> What the task requires: Write every entry out again exactly, please, and skip the pictures.

> Information supplied:
####
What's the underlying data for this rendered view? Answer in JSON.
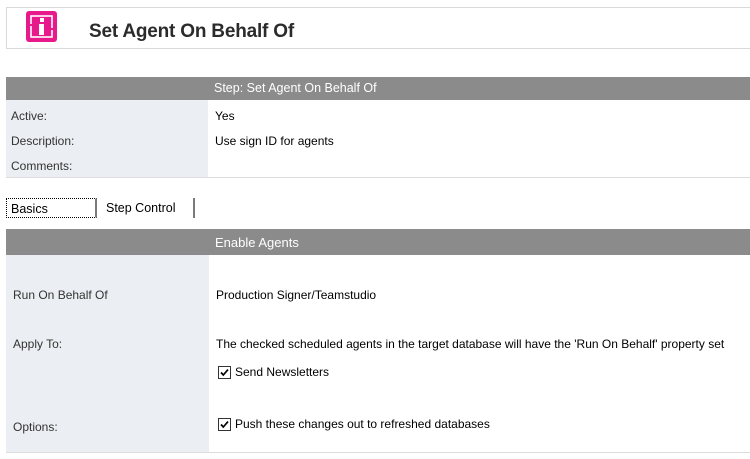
{
  "header": {
    "title": "Set Agent On Behalf Of",
    "icon": "step-info-icon",
    "icon_color": "#e8198b"
  },
  "step": {
    "title": "Step:  Set Agent On Behalf Of",
    "active_label": "Active:",
    "active_value": "Yes",
    "description_label": "Description:",
    "description_value": "Use sign ID for agents",
    "comments_label": "Comments:",
    "comments_value": ""
  },
  "tabs": [
    {
      "label": "Basics",
      "selected": true
    },
    {
      "label": "Step Control",
      "selected": false
    }
  ],
  "section": {
    "title": "Enable Agents",
    "run_on_behalf_label": "Run On Behalf Of",
    "run_on_behalf_value": "Production Signer/Teamstudio",
    "apply_to_label": "Apply To:",
    "apply_to_text": "The checked scheduled agents in the target database will have the 'Run On Behalf' property set",
    "agents": [
      {
        "label": "Send Newsletters",
        "checked": true
      }
    ],
    "options_label": "Options:",
    "options": [
      {
        "label": "Push these changes out to refreshed databases",
        "checked": true
      }
    ]
  },
  "colors": {
    "bar_background": "#8b8b8b",
    "label_column": "#ebeef2",
    "accent": "#e8198b"
  }
}
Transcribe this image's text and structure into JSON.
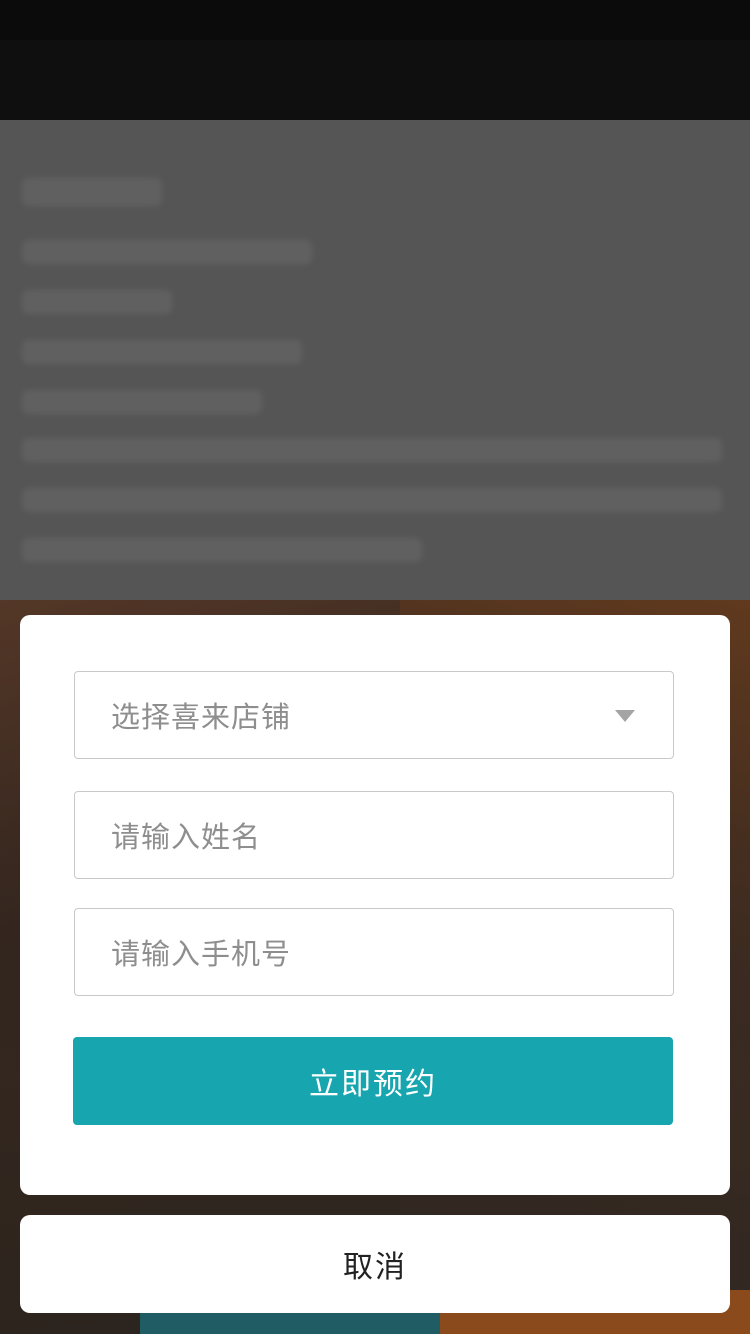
{
  "form": {
    "store_select": {
      "placeholder": "选择喜来店铺"
    },
    "name_input": {
      "placeholder": "请输入姓名"
    },
    "phone_input": {
      "placeholder": "请输入手机号"
    },
    "submit_label": "立即预约"
  },
  "actions": {
    "cancel_label": "取消"
  },
  "colors": {
    "accent": "#17a6af",
    "overlay": "#555555"
  },
  "icons": {
    "store_select_caret": "chevron-down-icon"
  }
}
####
> Response to the exercise:
What's the underlying data for this rendered view? Answer in JSON.
{
  "header": {
    "title": "Set Agent On Behalf Of",
    "icon": "step-info-icon",
    "icon_color": "#e8198b"
  },
  "step": {
    "title": "Step:  Set Agent On Behalf Of",
    "active_label": "Active:",
    "active_value": "Yes",
    "description_label": "Description:",
    "description_value": "Use sign ID for agents",
    "comments_label": "Comments:",
    "comments_value": ""
  },
  "tabs": [
    {
      "label": "Basics",
      "selected": true
    },
    {
      "label": "Step Control",
      "selected": false
    }
  ],
  "section": {
    "title": "Enable Agents",
    "run_on_behalf_label": "Run On Behalf Of",
    "run_on_behalf_value": "Production Signer/Teamstudio",
    "apply_to_label": "Apply To:",
    "apply_to_text": "The checked scheduled agents in the target database will have the 'Run On Behalf' property set",
    "agents": [
      {
        "label": "Send Newsletters",
        "checked": true
      }
    ],
    "options_label": "Options:",
    "options": [
      {
        "label": "Push these changes out to refreshed databases",
        "checked": true
      }
    ]
  },
  "colors": {
    "bar_background": "#8b8b8b",
    "label_column": "#ebeef2",
    "accent": "#e8198b"
  }
}
Transcribe this image's text and structure into JSON.
{
  "form": {
    "store_select": {
      "placeholder": "选择喜来店铺"
    },
    "name_input": {
      "placeholder": "请输入姓名"
    },
    "phone_input": {
      "placeholder": "请输入手机号"
    },
    "submit_label": "立即预约"
  },
  "actions": {
    "cancel_label": "取消"
  },
  "colors": {
    "accent": "#17a6af",
    "overlay": "#555555"
  },
  "icons": {
    "store_select_caret": "chevron-down-icon"
  }
}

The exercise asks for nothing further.